======== Supplied material
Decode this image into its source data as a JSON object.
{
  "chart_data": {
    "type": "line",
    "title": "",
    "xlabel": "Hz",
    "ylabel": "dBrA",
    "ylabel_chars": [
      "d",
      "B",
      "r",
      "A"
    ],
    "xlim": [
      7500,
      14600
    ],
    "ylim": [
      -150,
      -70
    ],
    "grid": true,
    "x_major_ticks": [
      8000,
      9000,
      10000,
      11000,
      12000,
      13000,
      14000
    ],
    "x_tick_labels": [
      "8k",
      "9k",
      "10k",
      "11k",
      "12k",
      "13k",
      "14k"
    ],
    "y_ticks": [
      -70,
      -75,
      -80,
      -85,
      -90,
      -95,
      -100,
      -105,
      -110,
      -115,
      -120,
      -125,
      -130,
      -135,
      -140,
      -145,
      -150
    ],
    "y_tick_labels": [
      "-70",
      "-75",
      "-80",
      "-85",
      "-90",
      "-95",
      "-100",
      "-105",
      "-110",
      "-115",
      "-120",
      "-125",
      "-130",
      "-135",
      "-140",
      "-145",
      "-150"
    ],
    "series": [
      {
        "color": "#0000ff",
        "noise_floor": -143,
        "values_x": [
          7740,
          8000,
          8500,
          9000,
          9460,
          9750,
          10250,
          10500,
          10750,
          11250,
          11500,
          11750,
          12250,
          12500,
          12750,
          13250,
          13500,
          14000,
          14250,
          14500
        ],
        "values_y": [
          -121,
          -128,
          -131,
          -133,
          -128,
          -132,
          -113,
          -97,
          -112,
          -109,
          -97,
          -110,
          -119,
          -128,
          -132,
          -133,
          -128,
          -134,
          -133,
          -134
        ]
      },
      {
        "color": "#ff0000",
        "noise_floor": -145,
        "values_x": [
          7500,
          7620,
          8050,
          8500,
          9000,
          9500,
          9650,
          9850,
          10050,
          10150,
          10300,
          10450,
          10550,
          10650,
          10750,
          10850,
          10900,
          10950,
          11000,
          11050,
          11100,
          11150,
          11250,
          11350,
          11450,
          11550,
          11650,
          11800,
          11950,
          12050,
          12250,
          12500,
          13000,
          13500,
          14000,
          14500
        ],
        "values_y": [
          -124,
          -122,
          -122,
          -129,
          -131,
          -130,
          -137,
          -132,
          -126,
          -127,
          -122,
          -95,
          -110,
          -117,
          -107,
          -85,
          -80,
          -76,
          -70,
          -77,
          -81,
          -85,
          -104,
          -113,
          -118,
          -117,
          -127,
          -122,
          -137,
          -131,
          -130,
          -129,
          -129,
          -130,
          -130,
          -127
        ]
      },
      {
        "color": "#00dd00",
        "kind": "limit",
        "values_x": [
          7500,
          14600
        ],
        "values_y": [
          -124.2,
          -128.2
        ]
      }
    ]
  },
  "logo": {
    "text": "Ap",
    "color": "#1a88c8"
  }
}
================
======== Supplied material
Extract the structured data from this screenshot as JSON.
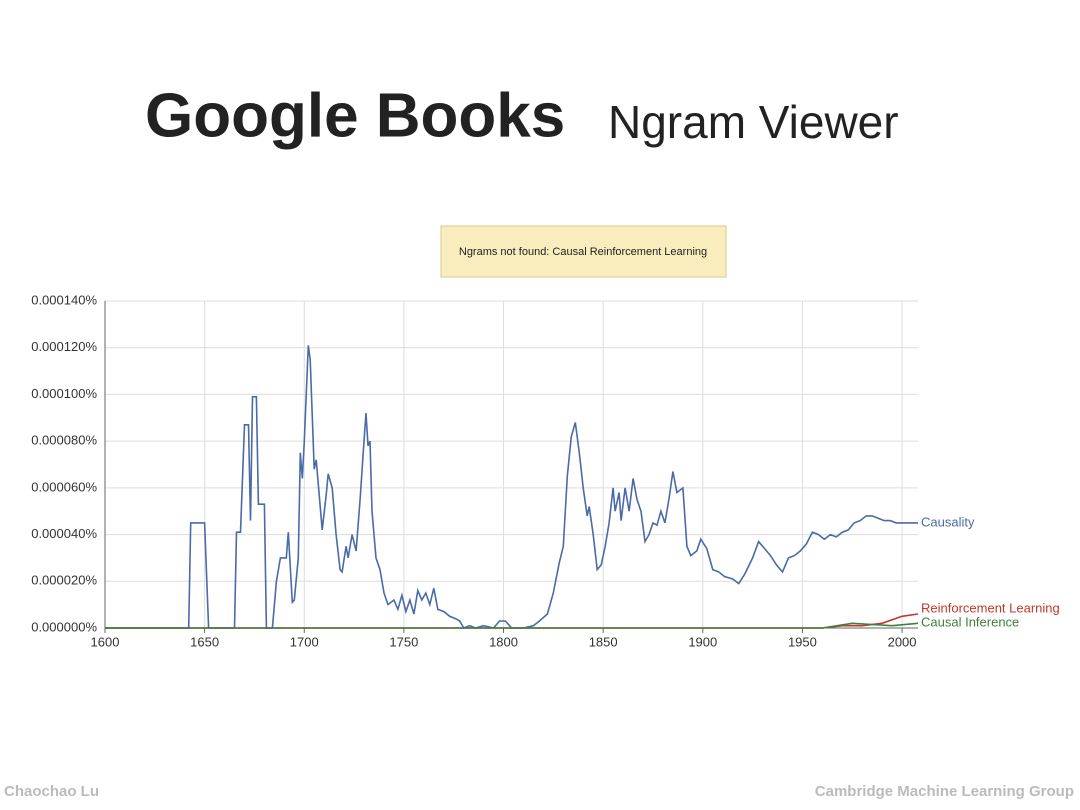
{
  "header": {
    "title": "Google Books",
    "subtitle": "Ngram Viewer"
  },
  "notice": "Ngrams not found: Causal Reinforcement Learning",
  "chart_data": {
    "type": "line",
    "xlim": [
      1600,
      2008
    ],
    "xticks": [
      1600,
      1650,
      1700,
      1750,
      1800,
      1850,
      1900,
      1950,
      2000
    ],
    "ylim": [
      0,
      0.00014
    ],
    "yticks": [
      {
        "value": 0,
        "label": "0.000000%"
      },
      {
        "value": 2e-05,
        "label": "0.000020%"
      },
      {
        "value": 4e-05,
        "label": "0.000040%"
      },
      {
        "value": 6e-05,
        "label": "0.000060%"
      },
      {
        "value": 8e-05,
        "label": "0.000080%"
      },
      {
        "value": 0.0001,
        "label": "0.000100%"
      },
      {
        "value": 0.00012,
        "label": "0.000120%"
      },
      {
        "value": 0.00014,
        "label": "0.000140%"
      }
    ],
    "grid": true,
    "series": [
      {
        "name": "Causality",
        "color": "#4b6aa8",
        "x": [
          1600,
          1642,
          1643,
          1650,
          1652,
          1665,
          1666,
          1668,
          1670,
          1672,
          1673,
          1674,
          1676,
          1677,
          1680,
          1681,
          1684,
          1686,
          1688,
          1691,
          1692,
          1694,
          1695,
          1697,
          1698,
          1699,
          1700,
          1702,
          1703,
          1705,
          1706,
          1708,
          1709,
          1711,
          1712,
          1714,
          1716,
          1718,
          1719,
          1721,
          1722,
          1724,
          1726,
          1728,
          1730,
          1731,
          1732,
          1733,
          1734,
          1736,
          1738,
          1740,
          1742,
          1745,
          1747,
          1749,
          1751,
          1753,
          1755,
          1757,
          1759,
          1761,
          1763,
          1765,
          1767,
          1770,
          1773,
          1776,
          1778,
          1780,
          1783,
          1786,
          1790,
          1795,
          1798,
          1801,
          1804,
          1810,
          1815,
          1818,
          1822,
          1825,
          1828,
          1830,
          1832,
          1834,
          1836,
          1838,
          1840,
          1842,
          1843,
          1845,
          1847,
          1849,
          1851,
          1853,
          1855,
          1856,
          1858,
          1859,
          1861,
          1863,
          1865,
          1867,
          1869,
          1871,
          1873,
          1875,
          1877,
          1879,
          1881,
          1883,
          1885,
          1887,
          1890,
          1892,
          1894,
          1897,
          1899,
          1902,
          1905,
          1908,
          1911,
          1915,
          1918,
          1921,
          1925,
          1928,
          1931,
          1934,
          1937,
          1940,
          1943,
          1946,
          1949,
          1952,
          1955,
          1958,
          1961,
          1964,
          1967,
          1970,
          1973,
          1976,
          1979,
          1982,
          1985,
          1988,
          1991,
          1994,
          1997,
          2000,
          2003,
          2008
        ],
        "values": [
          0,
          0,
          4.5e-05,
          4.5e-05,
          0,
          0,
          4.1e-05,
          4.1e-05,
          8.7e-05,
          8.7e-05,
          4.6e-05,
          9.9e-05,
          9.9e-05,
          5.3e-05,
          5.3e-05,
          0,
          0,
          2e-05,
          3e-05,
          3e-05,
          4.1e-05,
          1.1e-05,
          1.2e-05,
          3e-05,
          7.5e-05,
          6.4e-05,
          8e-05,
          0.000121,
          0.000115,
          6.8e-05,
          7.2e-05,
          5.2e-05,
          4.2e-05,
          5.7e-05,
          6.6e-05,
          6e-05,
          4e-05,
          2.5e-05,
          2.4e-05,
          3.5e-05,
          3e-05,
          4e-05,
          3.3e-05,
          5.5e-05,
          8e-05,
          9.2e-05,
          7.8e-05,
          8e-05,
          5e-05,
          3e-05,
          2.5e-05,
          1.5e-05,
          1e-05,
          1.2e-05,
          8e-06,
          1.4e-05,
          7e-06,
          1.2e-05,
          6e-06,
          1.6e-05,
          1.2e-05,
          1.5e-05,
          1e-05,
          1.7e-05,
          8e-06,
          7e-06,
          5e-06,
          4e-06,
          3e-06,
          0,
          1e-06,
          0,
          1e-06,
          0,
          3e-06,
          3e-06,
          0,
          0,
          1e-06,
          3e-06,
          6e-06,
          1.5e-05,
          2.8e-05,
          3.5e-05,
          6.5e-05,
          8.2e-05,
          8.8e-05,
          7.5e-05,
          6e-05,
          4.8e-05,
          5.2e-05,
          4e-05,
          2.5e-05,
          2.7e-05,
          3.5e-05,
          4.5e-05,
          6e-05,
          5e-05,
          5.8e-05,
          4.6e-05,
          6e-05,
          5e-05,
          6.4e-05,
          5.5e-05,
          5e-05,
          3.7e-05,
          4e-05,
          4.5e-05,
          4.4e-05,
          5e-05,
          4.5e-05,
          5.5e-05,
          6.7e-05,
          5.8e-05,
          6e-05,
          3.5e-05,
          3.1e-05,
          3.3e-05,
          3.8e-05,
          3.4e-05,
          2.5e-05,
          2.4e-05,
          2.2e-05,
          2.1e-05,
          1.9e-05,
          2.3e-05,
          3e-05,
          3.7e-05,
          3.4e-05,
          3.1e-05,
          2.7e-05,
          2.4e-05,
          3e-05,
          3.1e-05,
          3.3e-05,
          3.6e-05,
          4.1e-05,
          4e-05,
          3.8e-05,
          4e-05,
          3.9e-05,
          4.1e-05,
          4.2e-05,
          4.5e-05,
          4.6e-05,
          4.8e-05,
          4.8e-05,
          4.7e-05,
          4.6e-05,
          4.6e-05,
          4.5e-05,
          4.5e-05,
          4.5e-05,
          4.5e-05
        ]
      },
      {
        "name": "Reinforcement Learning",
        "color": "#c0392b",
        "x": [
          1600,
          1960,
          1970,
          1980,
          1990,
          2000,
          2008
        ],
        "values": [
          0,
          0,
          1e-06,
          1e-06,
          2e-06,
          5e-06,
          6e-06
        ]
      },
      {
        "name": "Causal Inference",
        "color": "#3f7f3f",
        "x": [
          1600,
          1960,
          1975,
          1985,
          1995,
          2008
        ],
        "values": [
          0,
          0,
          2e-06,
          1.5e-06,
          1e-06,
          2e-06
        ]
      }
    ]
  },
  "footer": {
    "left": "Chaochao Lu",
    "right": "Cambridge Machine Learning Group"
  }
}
================
Reproduce each line of the entries in which the word "this" is found.

Decode this image into its source data as a JSON object.
Extract the structured data from this screenshot as JSON.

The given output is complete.